# MATERIAL FOR THIS EXERCISE:
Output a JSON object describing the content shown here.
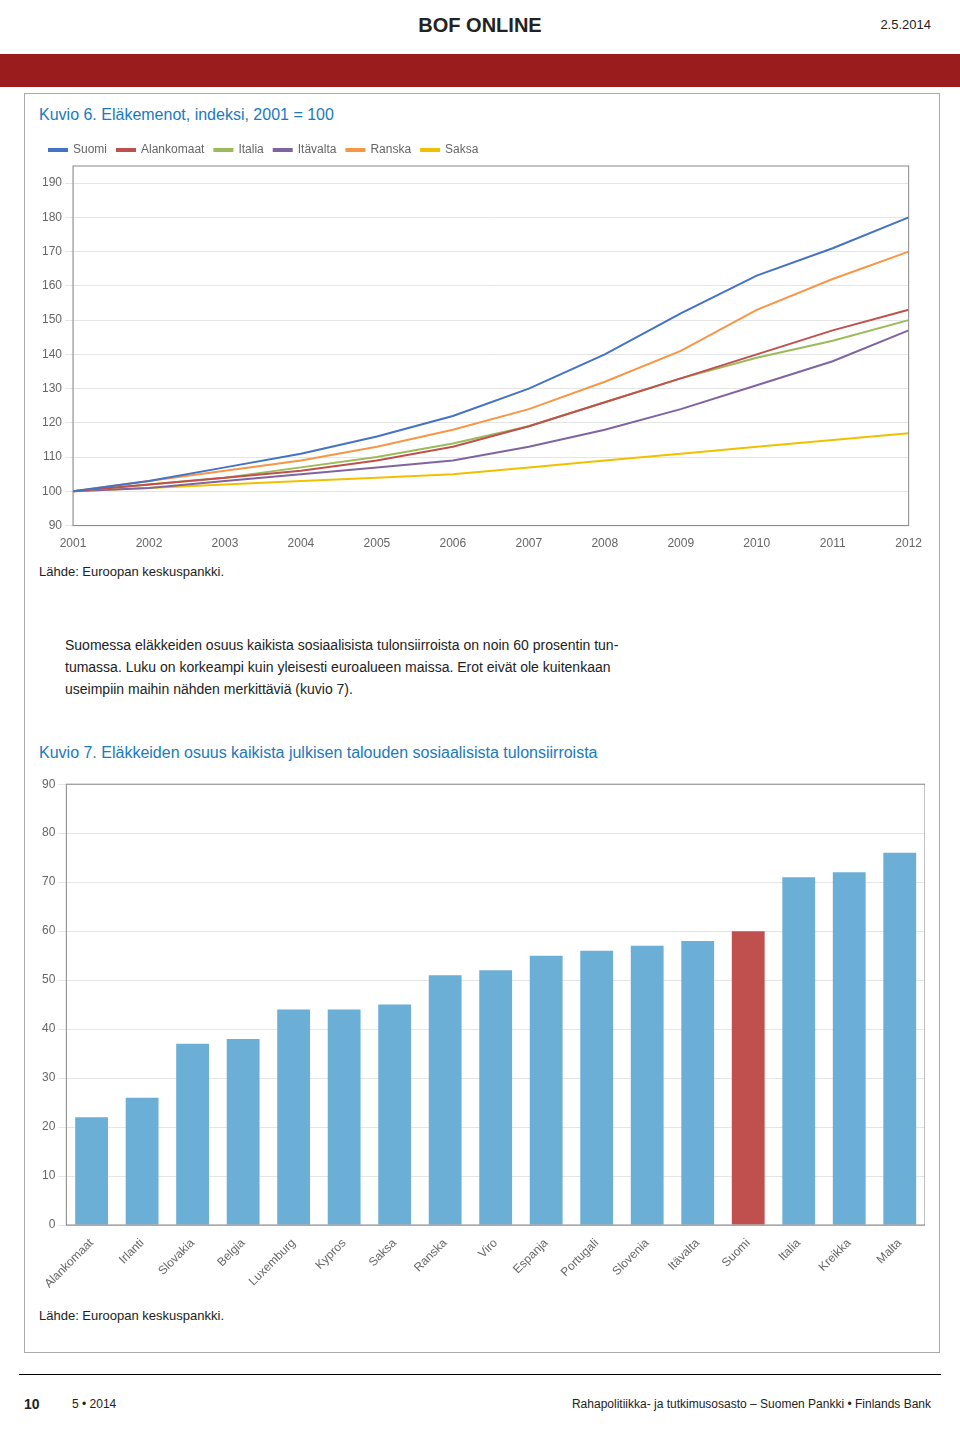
{
  "title": "BOF ONLINE",
  "subtitle": "2.5.2014",
  "text": [
    "Suomessa eläkkeiden osuus kaikista sosiaalisista tulonsiirroista on noin 60 prosentin tun-",
    "tumassa. Luku on korkeampi kuin yleisesti euroalueen maissa. Erot eivät ole kuitenkaan",
    "useimpiin maihin nähden merkittäviä (kuvio 7)."
  ],
  "footer": [
    "10",
    "5 • 2014",
    "Rahapolitiikka- ja tutkimusosasto – Suomen Pankki • Finlands Bank"
  ],
  "chart_data": [
    {
      "type": "line",
      "title": "Kuvio 6. Eläkemenot, indeksi, 2001 = 100",
      "annotations": [
        "Lähde: Euroopan keskuspankki."
      ],
      "x": [
        2001,
        2002,
        2003,
        2004,
        2005,
        2006,
        2007,
        2008,
        2009,
        2010,
        2011,
        2012
      ],
      "series": [
        {
          "name": "Suomi",
          "color": "#4472c4",
          "values": [
            100,
            103,
            107,
            111,
            116,
            122,
            130,
            140,
            152,
            163,
            171,
            180
          ]
        },
        {
          "name": "Alankomaat",
          "color": "#c0504d",
          "values": [
            100,
            102,
            104,
            106,
            109,
            113,
            119,
            126,
            133,
            140,
            147,
            153
          ]
        },
        {
          "name": "Italia",
          "color": "#9bbb59",
          "values": [
            100,
            102,
            104,
            107,
            110,
            114,
            119,
            126,
            133,
            139,
            144,
            150
          ]
        },
        {
          "name": "Itävalta",
          "color": "#8064a2",
          "values": [
            100,
            101,
            103,
            105,
            107,
            109,
            113,
            118,
            124,
            131,
            138,
            147
          ]
        },
        {
          "name": "Ranska",
          "color": "#f79646",
          "values": [
            100,
            103,
            106,
            109,
            113,
            118,
            124,
            132,
            141,
            153,
            162,
            170
          ]
        },
        {
          "name": "Saksa",
          "color": "#f0c000",
          "values": [
            100,
            101,
            102,
            103,
            104,
            105,
            107,
            109,
            111,
            113,
            115,
            117
          ]
        }
      ],
      "xlim": [
        2001,
        2012
      ],
      "xticks": [
        2001,
        2002,
        2003,
        2004,
        2005,
        2006,
        2007,
        2008,
        2009,
        2010,
        2011,
        2012
      ],
      "ylim": [
        90,
        195
      ],
      "yticks": [
        90,
        100,
        110,
        120,
        130,
        140,
        150,
        160,
        170,
        180,
        190
      ],
      "grid": true,
      "legend": "top"
    },
    {
      "type": "bar",
      "title": "Kuvio 7. Eläkkeiden osuus kaikista julkisen talouden sosiaalisista tulonsiirroista",
      "annotations": [
        "Lähde: Euroopan keskuspankki."
      ],
      "categories": [
        "Alankomaat",
        "Irlanti",
        "Slovakia",
        "Belgia",
        "Luxemburg",
        "Kypros",
        "Saksa",
        "Ranska",
        "Viro",
        "Espanja",
        "Portugali",
        "Slovenia",
        "Itävalta",
        "Suomi",
        "Italia",
        "Kreikka",
        "Malta"
      ],
      "values": [
        22,
        26,
        37,
        38,
        44,
        44,
        45,
        51,
        52,
        55,
        56,
        57,
        58,
        60,
        71,
        72,
        76
      ],
      "colors": [
        "#6baed6",
        "#6baed6",
        "#6baed6",
        "#6baed6",
        "#6baed6",
        "#6baed6",
        "#6baed6",
        "#6baed6",
        "#6baed6",
        "#6baed6",
        "#6baed6",
        "#6baed6",
        "#6baed6",
        "#c0504d",
        "#6baed6",
        "#6baed6",
        "#6baed6"
      ],
      "ylim": [
        0,
        90
      ],
      "yticks": [
        0,
        10,
        20,
        30,
        40,
        50,
        60,
        70,
        80,
        90
      ],
      "grid": true
    }
  ]
}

# DIRECTION:
Every line is to be duplicated exactly, though pictures stay out.

# THE COMPLETED TASK:
Output a JSON object describing the content shown here.
{
  "title": "BOF ONLINE",
  "subtitle": "2.5.2014",
  "text": [
    "Suomessa eläkkeiden osuus kaikista sosiaalisista tulonsiirroista on noin 60 prosentin tun-",
    "tumassa. Luku on korkeampi kuin yleisesti euroalueen maissa. Erot eivät ole kuitenkaan",
    "useimpiin maihin nähden merkittäviä (kuvio 7)."
  ],
  "footer": [
    "10",
    "5 • 2014",
    "Rahapolitiikka- ja tutkimusosasto – Suomen Pankki • Finlands Bank"
  ],
  "chart_data": [
    {
      "type": "line",
      "title": "Kuvio 6. Eläkemenot, indeksi, 2001 = 100",
      "annotations": [
        "Lähde: Euroopan keskuspankki."
      ],
      "x": [
        2001,
        2002,
        2003,
        2004,
        2005,
        2006,
        2007,
        2008,
        2009,
        2010,
        2011,
        2012
      ],
      "series": [
        {
          "name": "Suomi",
          "color": "#4472c4",
          "values": [
            100,
            103,
            107,
            111,
            116,
            122,
            130,
            140,
            152,
            163,
            171,
            180
          ]
        },
        {
          "name": "Alankomaat",
          "color": "#c0504d",
          "values": [
            100,
            102,
            104,
            106,
            109,
            113,
            119,
            126,
            133,
            140,
            147,
            153
          ]
        },
        {
          "name": "Italia",
          "color": "#9bbb59",
          "values": [
            100,
            102,
            104,
            107,
            110,
            114,
            119,
            126,
            133,
            139,
            144,
            150
          ]
        },
        {
          "name": "Itävalta",
          "color": "#8064a2",
          "values": [
            100,
            101,
            103,
            105,
            107,
            109,
            113,
            118,
            124,
            131,
            138,
            147
          ]
        },
        {
          "name": "Ranska",
          "color": "#f79646",
          "values": [
            100,
            103,
            106,
            109,
            113,
            118,
            124,
            132,
            141,
            153,
            162,
            170
          ]
        },
        {
          "name": "Saksa",
          "color": "#f0c000",
          "values": [
            100,
            101,
            102,
            103,
            104,
            105,
            107,
            109,
            111,
            113,
            115,
            117
          ]
        }
      ],
      "xlim": [
        2001,
        2012
      ],
      "xticks": [
        2001,
        2002,
        2003,
        2004,
        2005,
        2006,
        2007,
        2008,
        2009,
        2010,
        2011,
        2012
      ],
      "ylim": [
        90,
        195
      ],
      "yticks": [
        90,
        100,
        110,
        120,
        130,
        140,
        150,
        160,
        170,
        180,
        190
      ],
      "grid": true,
      "legend": "top"
    },
    {
      "type": "bar",
      "title": "Kuvio 7. Eläkkeiden osuus kaikista julkisen talouden sosiaalisista tulonsiirroista",
      "annotations": [
        "Lähde: Euroopan keskuspankki."
      ],
      "categories": [
        "Alankomaat",
        "Irlanti",
        "Slovakia",
        "Belgia",
        "Luxemburg",
        "Kypros",
        "Saksa",
        "Ranska",
        "Viro",
        "Espanja",
        "Portugali",
        "Slovenia",
        "Itävalta",
        "Suomi",
        "Italia",
        "Kreikka",
        "Malta"
      ],
      "values": [
        22,
        26,
        37,
        38,
        44,
        44,
        45,
        51,
        52,
        55,
        56,
        57,
        58,
        60,
        71,
        72,
        76
      ],
      "colors": [
        "#6baed6",
        "#6baed6",
        "#6baed6",
        "#6baed6",
        "#6baed6",
        "#6baed6",
        "#6baed6",
        "#6baed6",
        "#6baed6",
        "#6baed6",
        "#6baed6",
        "#6baed6",
        "#6baed6",
        "#c0504d",
        "#6baed6",
        "#6baed6",
        "#6baed6"
      ],
      "ylim": [
        0,
        90
      ],
      "yticks": [
        0,
        10,
        20,
        30,
        40,
        50,
        60,
        70,
        80,
        90
      ],
      "grid": true
    }
  ]
}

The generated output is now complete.